Entries with figure data:
'''

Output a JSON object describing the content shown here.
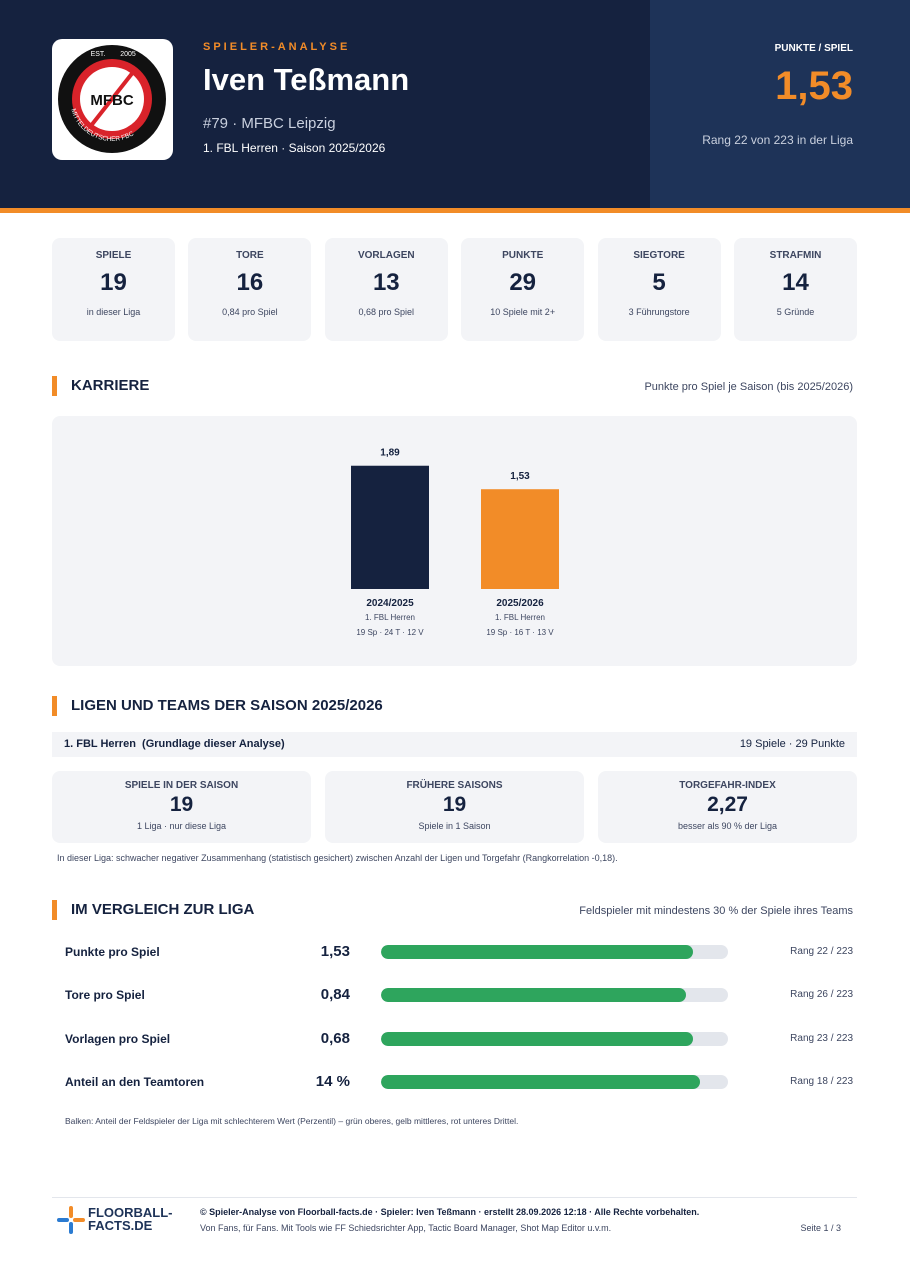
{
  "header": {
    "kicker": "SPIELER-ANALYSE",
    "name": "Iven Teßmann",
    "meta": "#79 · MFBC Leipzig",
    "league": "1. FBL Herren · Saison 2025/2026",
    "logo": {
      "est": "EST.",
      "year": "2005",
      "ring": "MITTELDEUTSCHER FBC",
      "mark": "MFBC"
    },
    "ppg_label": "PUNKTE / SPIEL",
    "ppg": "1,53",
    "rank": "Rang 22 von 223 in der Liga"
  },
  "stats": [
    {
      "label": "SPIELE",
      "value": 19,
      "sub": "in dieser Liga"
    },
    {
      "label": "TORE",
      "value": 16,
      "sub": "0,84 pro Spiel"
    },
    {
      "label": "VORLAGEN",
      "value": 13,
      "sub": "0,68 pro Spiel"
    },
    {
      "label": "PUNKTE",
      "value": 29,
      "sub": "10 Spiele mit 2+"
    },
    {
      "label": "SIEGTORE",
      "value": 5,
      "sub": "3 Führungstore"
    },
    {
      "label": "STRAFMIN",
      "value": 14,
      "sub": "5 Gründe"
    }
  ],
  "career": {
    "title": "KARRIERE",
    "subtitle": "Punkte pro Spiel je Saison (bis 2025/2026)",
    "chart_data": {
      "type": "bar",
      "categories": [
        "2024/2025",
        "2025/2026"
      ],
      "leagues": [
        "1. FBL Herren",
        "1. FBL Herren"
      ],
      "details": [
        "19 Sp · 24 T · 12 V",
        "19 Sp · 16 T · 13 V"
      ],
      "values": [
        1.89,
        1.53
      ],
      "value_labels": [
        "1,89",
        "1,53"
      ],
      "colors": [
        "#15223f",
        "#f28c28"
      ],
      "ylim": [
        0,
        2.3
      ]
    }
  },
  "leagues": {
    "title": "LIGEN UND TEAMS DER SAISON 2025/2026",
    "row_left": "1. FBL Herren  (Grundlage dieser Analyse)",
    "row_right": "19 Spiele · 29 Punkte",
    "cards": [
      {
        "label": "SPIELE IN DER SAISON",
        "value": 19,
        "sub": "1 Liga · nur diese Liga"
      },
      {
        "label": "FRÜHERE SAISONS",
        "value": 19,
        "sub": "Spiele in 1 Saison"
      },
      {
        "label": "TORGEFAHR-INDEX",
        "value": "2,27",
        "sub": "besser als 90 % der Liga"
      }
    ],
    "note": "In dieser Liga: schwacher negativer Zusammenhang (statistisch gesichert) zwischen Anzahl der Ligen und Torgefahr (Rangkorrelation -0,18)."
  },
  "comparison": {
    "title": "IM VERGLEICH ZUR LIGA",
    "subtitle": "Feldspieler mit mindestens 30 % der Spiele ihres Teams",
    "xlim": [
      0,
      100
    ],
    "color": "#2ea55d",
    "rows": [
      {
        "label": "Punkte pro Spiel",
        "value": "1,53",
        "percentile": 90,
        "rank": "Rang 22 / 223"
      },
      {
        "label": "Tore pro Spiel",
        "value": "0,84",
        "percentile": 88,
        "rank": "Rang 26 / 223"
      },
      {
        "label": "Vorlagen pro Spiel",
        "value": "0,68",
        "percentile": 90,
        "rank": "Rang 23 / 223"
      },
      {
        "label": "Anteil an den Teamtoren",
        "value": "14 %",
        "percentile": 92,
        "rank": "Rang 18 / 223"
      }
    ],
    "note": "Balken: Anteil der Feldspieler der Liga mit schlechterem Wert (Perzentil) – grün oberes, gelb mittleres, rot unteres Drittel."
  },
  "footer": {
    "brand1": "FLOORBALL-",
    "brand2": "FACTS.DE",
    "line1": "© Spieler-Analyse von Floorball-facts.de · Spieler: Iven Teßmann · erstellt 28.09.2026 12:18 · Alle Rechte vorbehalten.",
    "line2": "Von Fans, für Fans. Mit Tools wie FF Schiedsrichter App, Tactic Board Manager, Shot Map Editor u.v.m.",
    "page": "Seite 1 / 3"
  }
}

'''

**Exercise objective**
Extract all lines that hold the word "Feldspieler".

**Output for this exercise**
    "subtitle": "Feldspieler mit mindestens 30 % der Spiele ihres Teams",
    "note": "Balken: Anteil der Feldspieler der Liga mit schlechterem Wert (Perzentil) – grün oberes, gelb mittleres, rot unteres Drittel."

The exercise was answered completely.